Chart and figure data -
----

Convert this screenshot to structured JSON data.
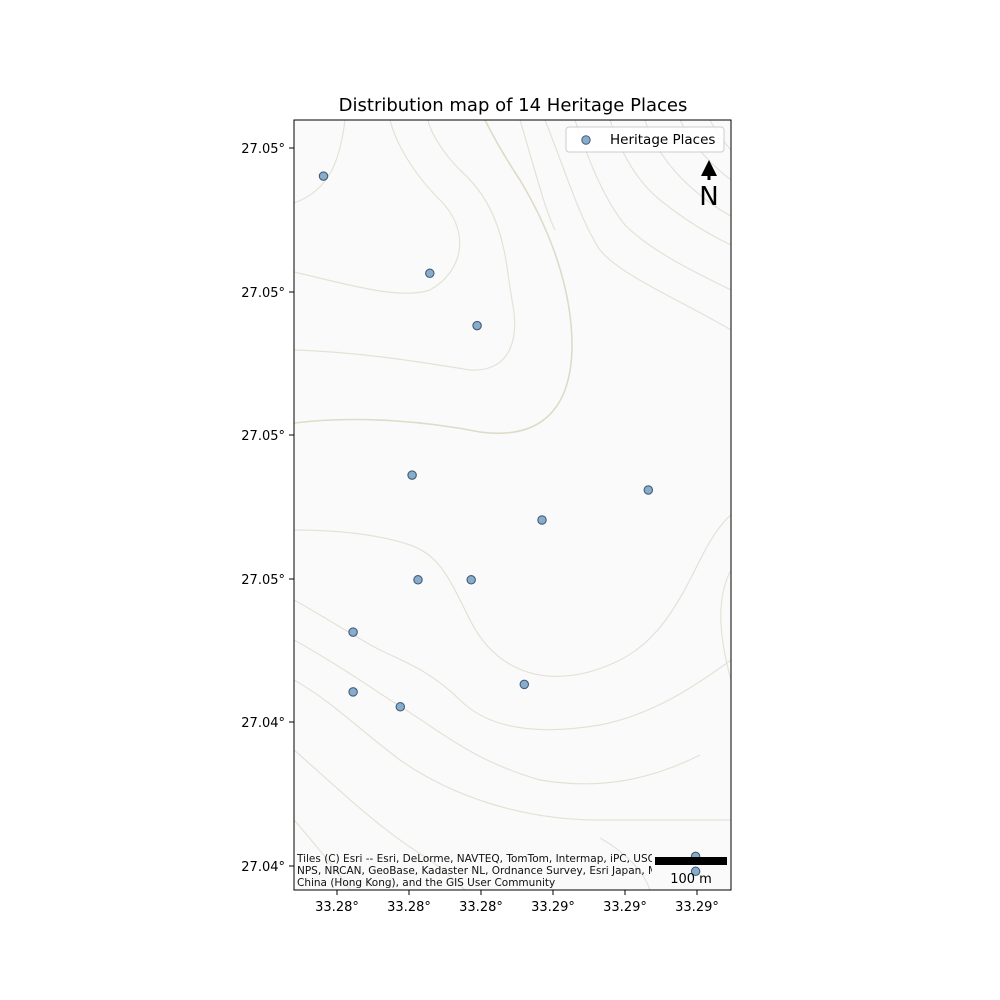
{
  "map": {
    "title": "Distribution map of 14 Heritage Places",
    "legend": {
      "label": "Heritage Places"
    },
    "north_arrow": {
      "label": "N"
    },
    "scale_bar": {
      "label": "100 m"
    },
    "attribution": [
      "Tiles (C) Esri -- Esri, DeLorme, NAVTEQ, TomTom, Intermap, iPC, USGS, FAO,",
      "NPS, NRCAN, GeoBase, Kadaster NL, Ordnance Survey, Esri Japan, METI, Esri",
      "China (Hong Kong), and the GIS User Community"
    ],
    "x_tick_labels": [
      "33.28°",
      "33.28°",
      "33.28°",
      "33.29°",
      "33.29°",
      "33.29°"
    ],
    "y_tick_labels": [
      "27.05°",
      "27.05°",
      "27.05°",
      "27.05°",
      "27.04°",
      "27.04°"
    ],
    "colors": {
      "marker_fill": "#8aaccb",
      "marker_edge": "#3f5d7a",
      "map_background": "#fafafa",
      "contour": "#e4e2d6"
    },
    "points": [
      {
        "lon": 33.2797,
        "lat": 27.0523
      },
      {
        "lon": 33.2815,
        "lat": 27.051
      },
      {
        "lon": 33.2823,
        "lat": 27.0503
      },
      {
        "lon": 33.2812,
        "lat": 27.0483
      },
      {
        "lon": 33.2852,
        "lat": 27.0481
      },
      {
        "lon": 33.2834,
        "lat": 27.0477
      },
      {
        "lon": 33.2813,
        "lat": 27.0469
      },
      {
        "lon": 33.2822,
        "lat": 27.0469
      },
      {
        "lon": 33.2802,
        "lat": 27.0462
      },
      {
        "lon": 33.2802,
        "lat": 27.0454
      },
      {
        "lon": 33.281,
        "lat": 27.0452
      },
      {
        "lon": 33.2831,
        "lat": 27.0455
      },
      {
        "lon": 33.286,
        "lat": 27.0432
      },
      {
        "lon": 33.286,
        "lat": 27.043
      }
    ]
  }
}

----

Copy out every line of the data that includes "Heritage".

    "title": "Distribution map of 14 Heritage Places",
      "label": "Heritage Places"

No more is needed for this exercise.